Every line of the records below should be restated exactly.

===== Provided data

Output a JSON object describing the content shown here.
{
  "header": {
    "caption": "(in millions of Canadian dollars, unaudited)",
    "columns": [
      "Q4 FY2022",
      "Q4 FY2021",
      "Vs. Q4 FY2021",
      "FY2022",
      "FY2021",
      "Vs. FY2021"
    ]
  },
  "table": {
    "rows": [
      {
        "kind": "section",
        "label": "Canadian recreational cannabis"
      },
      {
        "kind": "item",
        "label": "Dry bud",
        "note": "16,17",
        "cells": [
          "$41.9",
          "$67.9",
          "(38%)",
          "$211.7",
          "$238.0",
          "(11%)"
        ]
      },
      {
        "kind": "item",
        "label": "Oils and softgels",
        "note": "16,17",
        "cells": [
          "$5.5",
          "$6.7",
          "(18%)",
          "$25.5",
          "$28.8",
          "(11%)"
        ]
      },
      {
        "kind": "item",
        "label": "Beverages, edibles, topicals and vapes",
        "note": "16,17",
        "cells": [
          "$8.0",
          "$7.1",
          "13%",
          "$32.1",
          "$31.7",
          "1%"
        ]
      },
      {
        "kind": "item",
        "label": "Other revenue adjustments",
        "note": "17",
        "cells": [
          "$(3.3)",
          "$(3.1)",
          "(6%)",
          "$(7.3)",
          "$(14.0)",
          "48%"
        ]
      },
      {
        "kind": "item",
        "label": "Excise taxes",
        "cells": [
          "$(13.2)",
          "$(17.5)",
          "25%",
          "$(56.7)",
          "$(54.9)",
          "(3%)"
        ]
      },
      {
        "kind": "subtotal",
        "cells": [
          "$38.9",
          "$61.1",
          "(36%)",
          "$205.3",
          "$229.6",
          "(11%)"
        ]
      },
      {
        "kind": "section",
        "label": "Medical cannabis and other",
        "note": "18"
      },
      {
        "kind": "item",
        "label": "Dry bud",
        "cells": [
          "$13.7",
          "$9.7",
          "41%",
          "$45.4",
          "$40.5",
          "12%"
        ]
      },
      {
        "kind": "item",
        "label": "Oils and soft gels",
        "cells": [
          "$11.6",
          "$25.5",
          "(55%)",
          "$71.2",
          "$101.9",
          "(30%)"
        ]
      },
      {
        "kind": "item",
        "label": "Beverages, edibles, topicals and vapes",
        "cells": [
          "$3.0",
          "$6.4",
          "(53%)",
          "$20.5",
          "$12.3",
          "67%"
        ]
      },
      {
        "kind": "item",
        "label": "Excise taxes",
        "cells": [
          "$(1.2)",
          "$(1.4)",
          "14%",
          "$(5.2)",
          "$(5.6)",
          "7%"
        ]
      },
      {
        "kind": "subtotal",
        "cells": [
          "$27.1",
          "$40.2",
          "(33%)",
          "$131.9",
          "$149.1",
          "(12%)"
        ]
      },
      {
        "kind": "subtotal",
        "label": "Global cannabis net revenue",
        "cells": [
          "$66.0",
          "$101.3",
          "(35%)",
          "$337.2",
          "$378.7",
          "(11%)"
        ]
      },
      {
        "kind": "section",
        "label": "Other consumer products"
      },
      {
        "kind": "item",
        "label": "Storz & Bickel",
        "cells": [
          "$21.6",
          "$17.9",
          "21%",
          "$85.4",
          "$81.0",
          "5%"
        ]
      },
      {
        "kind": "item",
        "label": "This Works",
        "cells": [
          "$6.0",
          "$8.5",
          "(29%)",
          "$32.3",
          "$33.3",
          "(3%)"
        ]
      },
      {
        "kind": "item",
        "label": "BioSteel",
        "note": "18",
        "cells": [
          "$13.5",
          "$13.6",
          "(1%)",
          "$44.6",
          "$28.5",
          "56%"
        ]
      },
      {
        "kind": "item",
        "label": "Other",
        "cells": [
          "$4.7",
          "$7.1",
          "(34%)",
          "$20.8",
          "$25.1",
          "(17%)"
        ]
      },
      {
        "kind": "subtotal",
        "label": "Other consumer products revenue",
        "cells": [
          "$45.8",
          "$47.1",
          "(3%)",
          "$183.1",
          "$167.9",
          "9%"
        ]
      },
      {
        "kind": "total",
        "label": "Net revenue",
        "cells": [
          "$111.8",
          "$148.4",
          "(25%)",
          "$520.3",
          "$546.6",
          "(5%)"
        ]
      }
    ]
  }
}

==========

**Exercise response:**
Output a JSON object describing the content shown here.
{
  "header": {
    "caption": "(in millions of Canadian dollars, unaudited)",
    "columns": [
      "Q4 FY2022",
      "Q4 FY2021",
      "Vs. Q4 FY2021",
      "FY2022",
      "FY2021",
      "Vs. FY2021"
    ]
  },
  "table": {
    "rows": [
      {
        "kind": "section",
        "label": "Canadian recreational cannabis"
      },
      {
        "kind": "item",
        "label": "Dry bud",
        "note": "16,17",
        "cells": [
          "$41.9",
          "$67.9",
          "(38%)",
          "$211.7",
          "$238.0",
          "(11%)"
        ]
      },
      {
        "kind": "item",
        "label": "Oils and softgels",
        "note": "16,17",
        "cells": [
          "$5.5",
          "$6.7",
          "(18%)",
          "$25.5",
          "$28.8",
          "(11%)"
        ]
      },
      {
        "kind": "item",
        "label": "Beverages, edibles, topicals and vapes",
        "note": "16,17",
        "cells": [
          "$8.0",
          "$7.1",
          "13%",
          "$32.1",
          "$31.7",
          "1%"
        ]
      },
      {
        "kind": "item",
        "label": "Other revenue adjustments",
        "note": "17",
        "cells": [
          "$(3.3)",
          "$(3.1)",
          "(6%)",
          "$(7.3)",
          "$(14.0)",
          "48%"
        ]
      },
      {
        "kind": "item",
        "label": "Excise taxes",
        "cells": [
          "$(13.2)",
          "$(17.5)",
          "25%",
          "$(56.7)",
          "$(54.9)",
          "(3%)"
        ]
      },
      {
        "kind": "subtotal",
        "cells": [
          "$38.9",
          "$61.1",
          "(36%)",
          "$205.3",
          "$229.6",
          "(11%)"
        ]
      },
      {
        "kind": "section",
        "label": "Medical cannabis and other",
        "note": "18"
      },
      {
        "kind": "item",
        "label": "Dry bud",
        "cells": [
          "$13.7",
          "$9.7",
          "41%",
          "$45.4",
          "$40.5",
          "12%"
        ]
      },
      {
        "kind": "item",
        "label": "Oils and soft gels",
        "cells": [
          "$11.6",
          "$25.5",
          "(55%)",
          "$71.2",
          "$101.9",
          "(30%)"
        ]
      },
      {
        "kind": "item",
        "label": "Beverages, edibles, topicals and vapes",
        "cells": [
          "$3.0",
          "$6.4",
          "(53%)",
          "$20.5",
          "$12.3",
          "67%"
        ]
      },
      {
        "kind": "item",
        "label": "Excise taxes",
        "cells": [
          "$(1.2)",
          "$(1.4)",
          "14%",
          "$(5.2)",
          "$(5.6)",
          "7%"
        ]
      },
      {
        "kind": "subtotal",
        "cells": [
          "$27.1",
          "$40.2",
          "(33%)",
          "$131.9",
          "$149.1",
          "(12%)"
        ]
      },
      {
        "kind": "subtotal",
        "label": "Global cannabis net revenue",
        "cells": [
          "$66.0",
          "$101.3",
          "(35%)",
          "$337.2",
          "$378.7",
          "(11%)"
        ]
      },
      {
        "kind": "section",
        "label": "Other consumer products"
      },
      {
        "kind": "item",
        "label": "Storz & Bickel",
        "cells": [
          "$21.6",
          "$17.9",
          "21%",
          "$85.4",
          "$81.0",
          "5%"
        ]
      },
      {
        "kind": "item",
        "label": "This Works",
        "cells": [
          "$6.0",
          "$8.5",
          "(29%)",
          "$32.3",
          "$33.3",
          "(3%)"
        ]
      },
      {
        "kind": "item",
        "label": "BioSteel",
        "note": "18",
        "cells": [
          "$13.5",
          "$13.6",
          "(1%)",
          "$44.6",
          "$28.5",
          "56%"
        ]
      },
      {
        "kind": "item",
        "label": "Other",
        "cells": [
          "$4.7",
          "$7.1",
          "(34%)",
          "$20.8",
          "$25.1",
          "(17%)"
        ]
      },
      {
        "kind": "subtotal",
        "label": "Other consumer products revenue",
        "cells": [
          "$45.8",
          "$47.1",
          "(3%)",
          "$183.1",
          "$167.9",
          "9%"
        ]
      },
      {
        "kind": "total",
        "label": "Net revenue",
        "cells": [
          "$111.8",
          "$148.4",
          "(25%)",
          "$520.3",
          "$546.6",
          "(5%)"
        ]
      }
    ]
  }
}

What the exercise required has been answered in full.